======== DATA SUPPLIED
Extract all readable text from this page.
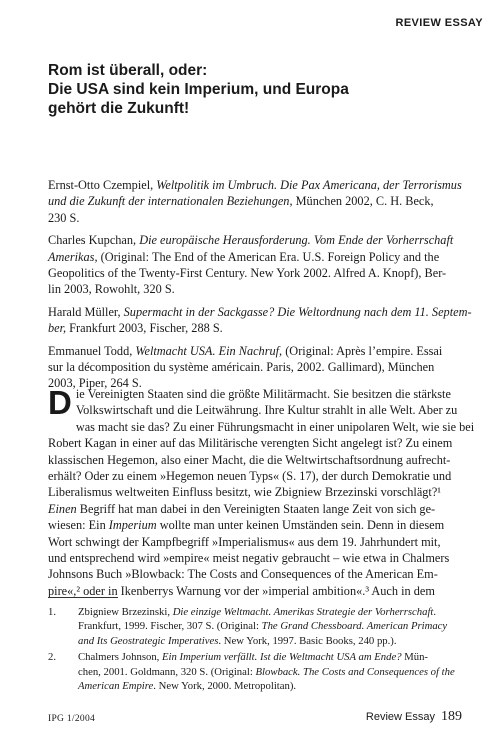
REVIEW ESSAY
Rom ist überall, oder:
Die USA sind kein Imperium, und Europa
gehört die Zukunft!

Ernst-Otto Czempiel, Weltpolitik im Umbruch. Die Pax Americana, der Terrorismus
und die Zukunft der internationalen Beziehungen, München 2002, C. H. Beck,
230 S.

Charles Kupchan, Die europäische Herausforderung. Vom Ende der Vorherrschaft
Amerikas, (Original: The End of the American Era. U.S. Foreign Policy and the
Geopolitics of the Twenty-First Century. New York 2002. Alfred A. Knopf), Ber-
lin 2003, Rowohlt, 320 S.

Harald Müller, Supermacht in der Sackgasse? Die Weltordnung nach dem 11. Septem-
ber, Frankfurt 2003, Fischer, 288 S.

Emmanuel Todd, Weltmacht USA. Ein Nachruf, (Original: Après l’empire. Essai
sur la décomposition du système américain. Paris, 2002. Gallimard), München
2003, Piper, 264 S.

D ie Vereinigten Staaten sind die größte Militärmacht. Sie besitzen die stärkste
Volkswirtschaft und die Leitwährung. Ihre Kultur strahlt in alle Welt. Aber zu
was macht sie das? Zu einer Führungsmacht in einer unipolaren Welt, wie sie bei
Robert Kagan in einer auf das Militärische verengten Sicht angelegt ist? Zu einem
klassischen Hegemon, also einer Macht, die die Weltwirtschaftsordnung aufrecht-
erhält? Oder zu einem »Hegemon neuen Typs« (S. 17), der durch Demokratie und
Liberalismus weltweiten Einfluss besitzt, wie Zbigniew Brzezinski vorschlägt?¹

Einen Begriff hat man dabei in den Vereinigten Staaten lange Zeit von sich ge-
wiesen: Ein Imperium wollte man unter keinen Umständen sein. Denn in diesem
Wort schwingt der Kampfbegriff »Imperialismus« aus dem 19. Jahrhundert mit,
und entsprechend wird »empire« meist negativ gebraucht – wie etwa in Chalmers
Johnsons Buch »Blowback: The Costs and Consequences of the American Em-
pire«,² oder in Ikenberrys Warnung vor der »imperial ambition«.³ Auch in dem

1. Zbigniew Brzezinski, Die einzige Weltmacht. Amerikas Strategie der Vorherrschaft.
Frankfurt, 1999. Fischer, 307 S. (Original: The Grand Chessboard. American Primacy
and Its Geostrategic Imperatives. New York, 1997. Basic Books, 240 pp.).

2. Chalmers Johnson, Ein Imperium verfällt. Ist die Weltmacht USA am Ende? Mün-
chen, 2001. Goldmann, 320 S. (Original: Blowback. The Costs and Consequences of the
American Empire. New York, 2000. Metropolitan).

IPG 1/2004	Review Essay 189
================
#### PROBLEM:
Report how many lines in the data include the word "Ende", and give nothing but the count.

#### TASK ANSWER:
2